▶ **Entries with figure data**
------
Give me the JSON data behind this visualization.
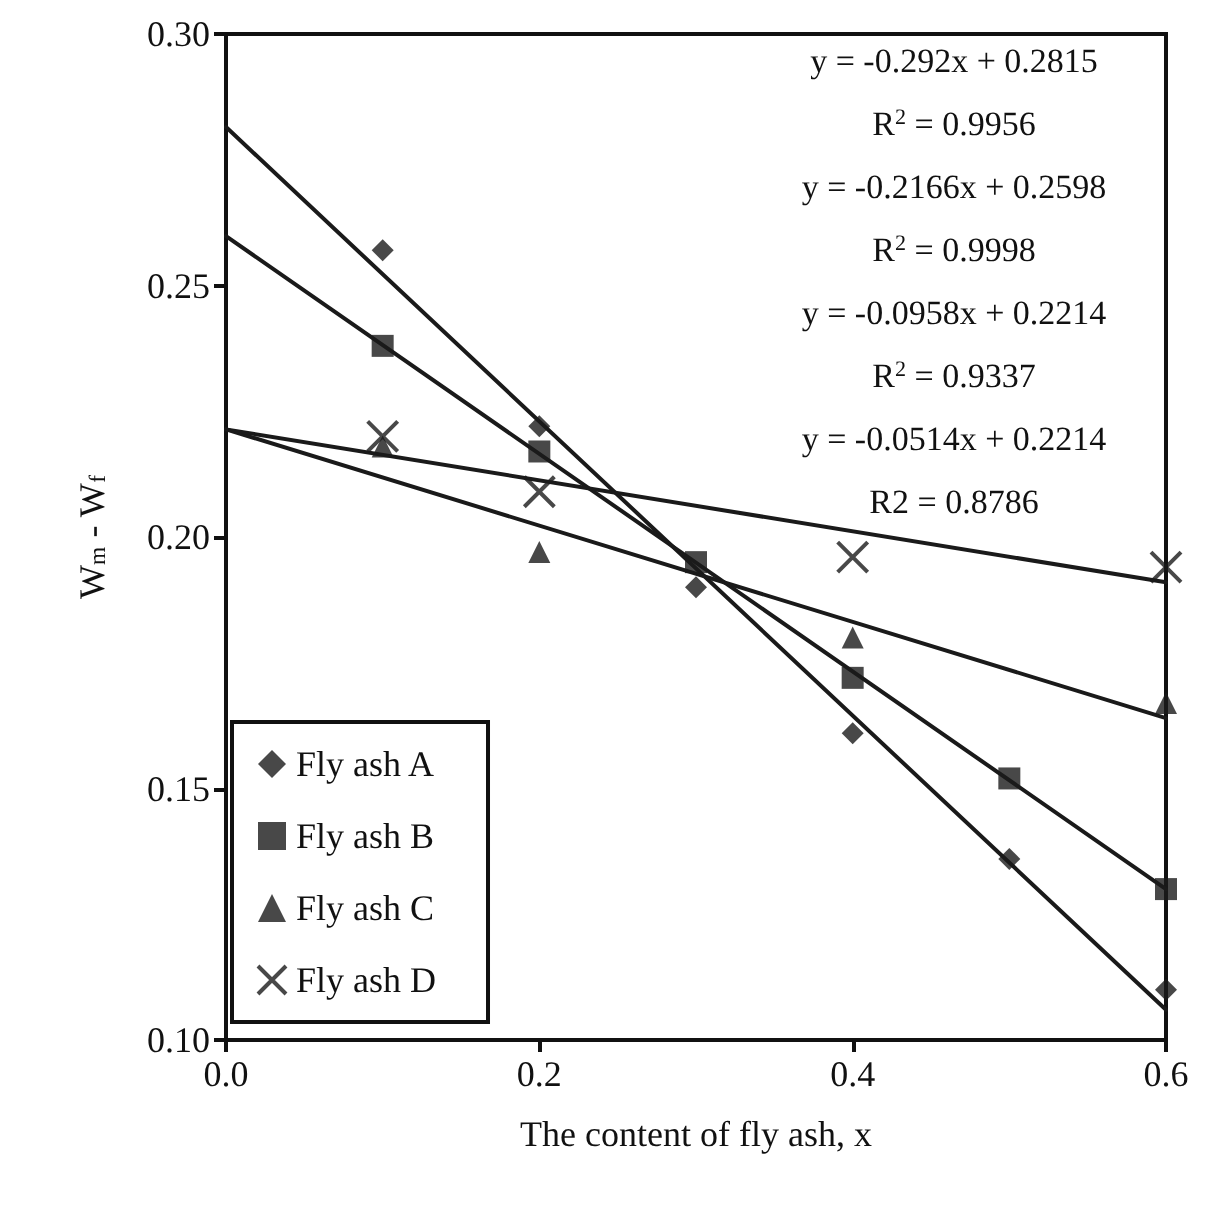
{
  "chart_data": {
    "type": "scatter",
    "xlabel": "The content of fly ash, x",
    "ylabel": "W$_{m}$ - W$_{f}$",
    "xlim": [
      0,
      0.6
    ],
    "xticks": [
      {
        "value": 0,
        "label": "0.0"
      },
      {
        "value": 0.2,
        "label": "0.2"
      },
      {
        "value": 0.4,
        "label": "0.4"
      },
      {
        "value": 0.6,
        "label": "0.6"
      }
    ],
    "ylim": [
      0.1,
      0.3
    ],
    "yticks": [
      {
        "value": 0.1,
        "label": "0.10"
      },
      {
        "value": 0.15,
        "label": "0.15"
      },
      {
        "value": 0.2,
        "label": "0.20"
      },
      {
        "value": 0.25,
        "label": "0.25"
      },
      {
        "value": 0.3,
        "label": "0.30"
      }
    ],
    "grid": false,
    "legend": "bottom left",
    "annotations": [
      "y = -0.292x + 0.2815",
      "R$^{2}$ = 0.9956",
      "y = -0.2166x + 0.2598",
      "R$^{2}$ = 0.9998",
      "y = -0.0958x + 0.2214",
      "R$^{2}$ = 0.9337",
      "y = -0.0514x + 0.2214",
      "R2 = 0.8786"
    ],
    "series": [
      {
        "name": "Fly ash A",
        "color": "#1a1a1a",
        "marker": "diamond",
        "x": [
          0.1,
          0.2,
          0.3,
          0.4,
          0.5,
          0.6
        ],
        "values": [
          0.257,
          0.222,
          0.19,
          0.161,
          0.136,
          0.11
        ]
      },
      {
        "name": "Fly ash B",
        "color": "#1a1a1a",
        "marker": "square",
        "x": [
          0.1,
          0.2,
          0.3,
          0.4,
          0.5,
          0.6
        ],
        "values": [
          0.238,
          0.217,
          0.195,
          0.172,
          0.152,
          0.13
        ]
      },
      {
        "name": "Fly ash C",
        "color": "#1a1a1a",
        "marker": "triangle",
        "x": [
          0.1,
          0.2,
          0.4,
          0.6
        ],
        "values": [
          0.218,
          0.197,
          0.18,
          0.167
        ]
      },
      {
        "name": "Fly ash D",
        "color": "#1a1a1a",
        "marker": "cross",
        "x": [
          0.1,
          0.2,
          0.4,
          0.6
        ],
        "values": [
          0.22,
          0.209,
          0.196,
          0.194
        ]
      },
      {
        "type": "line",
        "color": "#1a1a1a",
        "marker": "none",
        "x": [
          0,
          0.6
        ],
        "values": [
          0.2815,
          0.106
        ]
      },
      {
        "type": "line",
        "color": "#1a1a1a",
        "marker": "none",
        "x": [
          0,
          0.6
        ],
        "values": [
          0.2598,
          0.13
        ]
      },
      {
        "type": "line",
        "color": "#1a1a1a",
        "marker": "none",
        "x": [
          0,
          0.6
        ],
        "values": [
          0.2214,
          0.164
        ]
      },
      {
        "type": "line",
        "color": "#1a1a1a",
        "marker": "none",
        "x": [
          0,
          0.6
        ],
        "values": [
          0.2214,
          0.191
        ]
      }
    ]
  }
}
------
▶ **SET EXERCISE**
Go through the records and pull out each line that includes the word "name".

▶ **RESULT**
        "name": "Fly ash A",
        "name": "Fly ash B",
        "name": "Fly ash C",
        "name": "Fly ash D",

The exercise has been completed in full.